* START *

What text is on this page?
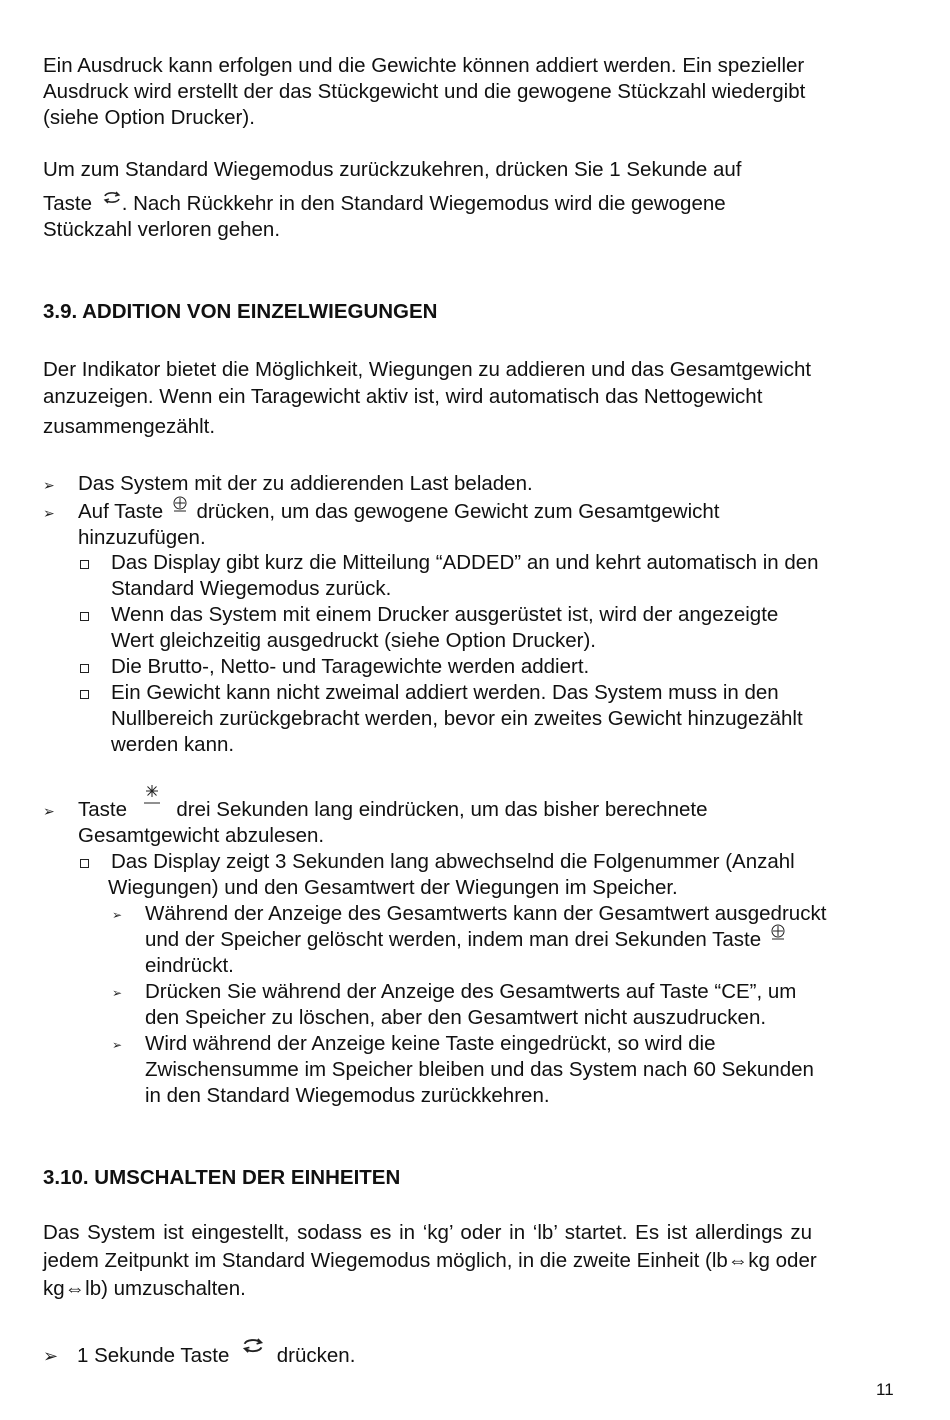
Ein Ausdruck kann erfolgen und die Gewichte können addiert werden. Ein spezieller
Ausdruck wird erstellt der das Stückgewicht und die gewogene Stückzahl wiedergibt
(siehe Option Drucker).
Um zum Standard Wiegemodus zurückzukehren, drücken Sie 1 Sekunde auf
Taste . Nach Rückkehr in den Standard Wiegemodus wird die gewogene
Stückzahl verloren gehen.
3.9. ADDITION VON EINZELWIEGUNGEN
Der Indikator bietet die Möglichkeit, Wiegungen zu addieren und das Gesamtgewicht
anzuzeigen. Wenn ein Taragewicht aktiv ist, wird automatisch das Nettogewicht
zusammengezählt.
➢ Das System mit der zu addierenden Last beladen.
➢ Auf Taste drücken, um das gewogene Gewicht zum Gesamtgewicht
hinzuzufügen.
Das Display gibt kurz die Mitteilung “ADDED” an und kehrt automatisch in den
Standard Wiegemodus zurück.
Wenn das System mit einem Drucker ausgerüstet ist, wird der angezeigte
Wert gleichzeitig ausgedruckt (siehe Option Drucker).
Die Brutto-, Netto- und Taragewichte werden addiert.
Ein Gewicht kann nicht zweimal addiert werden. Das System muss in den
Nullbereich zurückgebracht werden, bevor ein zweites Gewicht hinzugezählt
werden kann.
➢ Taste drei Sekunden lang eindrücken, um das bisher berechnete
Gesamtgewicht abzulesen.
Das Display zeigt 3 Sekunden lang abwechselnd die Folgenummer (Anzahl
Wiegungen) und den Gesamtwert der Wiegungen im Speicher.
➢ Während der Anzeige des Gesamtwerts kann der Gesamtwert ausgedruckt
und der Speicher gelöscht werden, indem man drei Sekunden Taste
eindrückt.
➢ Drücken Sie während der Anzeige des Gesamtwerts auf Taste “CE”, um
den Speicher zu löschen, aber den Gesamtwert nicht auszudrucken.
➢ Wird während der Anzeige keine Taste eingedrückt, so wird die
Zwischensumme im Speicher bleiben und das System nach 60 Sekunden
in den Standard Wiegemodus zurückkehren.
3.10. UMSCHALTEN DER EINHEITEN
Das System ist eingestellt, sodass es in ‘kg’ oder in ‘lb’ startet. Es ist allerdings zu
jedem Zeitpunkt im Standard Wiegemodus möglich, in die zweite Einheit (lb⇔kg oder
kg⇔lb) umzuschalten.
➢ 1 Sekunde Taste drücken.
11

* END *

- What needs to be done
Pick out lines containing the word "Display", each one as written.

- Correct response
Das Display gibt kurz die Mitteilung “ADDED” an und kehrt automatisch in den
Das Display zeigt 3 Sekunden lang abwechselnd die Folgenummer (Anzahl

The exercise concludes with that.